Begin STORED RECORDS

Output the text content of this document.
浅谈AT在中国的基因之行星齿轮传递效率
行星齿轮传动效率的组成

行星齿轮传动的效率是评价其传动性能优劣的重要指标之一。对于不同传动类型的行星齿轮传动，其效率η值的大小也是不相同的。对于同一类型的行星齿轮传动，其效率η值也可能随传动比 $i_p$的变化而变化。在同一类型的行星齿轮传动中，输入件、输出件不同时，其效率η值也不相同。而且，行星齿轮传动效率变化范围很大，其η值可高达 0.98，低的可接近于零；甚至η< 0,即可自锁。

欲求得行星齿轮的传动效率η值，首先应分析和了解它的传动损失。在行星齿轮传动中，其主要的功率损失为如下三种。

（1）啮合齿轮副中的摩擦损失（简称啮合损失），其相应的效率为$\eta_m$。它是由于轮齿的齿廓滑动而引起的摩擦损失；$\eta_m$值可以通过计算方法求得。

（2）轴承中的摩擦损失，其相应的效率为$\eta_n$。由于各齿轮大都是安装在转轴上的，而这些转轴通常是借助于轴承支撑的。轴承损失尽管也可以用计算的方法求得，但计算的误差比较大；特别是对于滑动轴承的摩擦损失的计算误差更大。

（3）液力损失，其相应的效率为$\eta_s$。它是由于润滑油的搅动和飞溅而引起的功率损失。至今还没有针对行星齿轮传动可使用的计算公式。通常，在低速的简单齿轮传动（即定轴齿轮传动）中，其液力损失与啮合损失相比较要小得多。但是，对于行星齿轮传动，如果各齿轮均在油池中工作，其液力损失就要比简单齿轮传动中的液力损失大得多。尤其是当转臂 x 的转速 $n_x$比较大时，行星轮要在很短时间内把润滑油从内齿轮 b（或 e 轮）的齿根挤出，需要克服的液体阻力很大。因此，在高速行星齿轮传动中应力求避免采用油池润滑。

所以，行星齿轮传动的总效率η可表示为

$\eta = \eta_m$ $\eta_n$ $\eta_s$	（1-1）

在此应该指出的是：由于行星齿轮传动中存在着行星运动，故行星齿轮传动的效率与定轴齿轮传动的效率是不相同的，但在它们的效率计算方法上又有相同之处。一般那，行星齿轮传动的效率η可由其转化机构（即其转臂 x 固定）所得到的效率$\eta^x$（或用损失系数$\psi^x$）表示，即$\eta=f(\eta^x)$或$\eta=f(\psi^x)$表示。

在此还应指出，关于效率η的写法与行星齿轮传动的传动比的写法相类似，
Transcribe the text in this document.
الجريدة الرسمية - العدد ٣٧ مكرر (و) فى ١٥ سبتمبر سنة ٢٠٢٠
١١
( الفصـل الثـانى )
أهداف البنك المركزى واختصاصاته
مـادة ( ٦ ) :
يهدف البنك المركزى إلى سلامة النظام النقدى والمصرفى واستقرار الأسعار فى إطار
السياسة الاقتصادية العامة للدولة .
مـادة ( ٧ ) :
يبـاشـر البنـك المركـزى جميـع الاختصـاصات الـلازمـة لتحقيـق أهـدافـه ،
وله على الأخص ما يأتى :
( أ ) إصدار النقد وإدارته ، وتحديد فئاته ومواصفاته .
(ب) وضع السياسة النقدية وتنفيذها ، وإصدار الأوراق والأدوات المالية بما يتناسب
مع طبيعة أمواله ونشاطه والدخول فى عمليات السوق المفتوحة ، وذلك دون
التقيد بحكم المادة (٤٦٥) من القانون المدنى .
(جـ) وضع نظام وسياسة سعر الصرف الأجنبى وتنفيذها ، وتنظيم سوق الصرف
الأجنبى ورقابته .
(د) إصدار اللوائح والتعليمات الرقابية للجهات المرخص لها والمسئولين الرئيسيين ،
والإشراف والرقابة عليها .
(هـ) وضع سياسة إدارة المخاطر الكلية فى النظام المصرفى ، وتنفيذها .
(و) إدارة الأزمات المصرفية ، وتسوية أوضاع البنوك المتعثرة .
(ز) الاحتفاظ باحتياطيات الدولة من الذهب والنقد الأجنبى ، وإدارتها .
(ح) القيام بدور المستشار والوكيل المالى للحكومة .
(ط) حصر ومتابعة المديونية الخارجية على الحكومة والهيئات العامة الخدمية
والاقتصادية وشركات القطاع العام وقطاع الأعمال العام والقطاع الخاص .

End STORED RECORDS

- [WHAT THE EXERCISE ASKS]: Working from the entries above, return all lines that contain "this".

- [RESPONSE TO THE EXERCISE]:
Output the text content of this document.
Transcribe the text in this document.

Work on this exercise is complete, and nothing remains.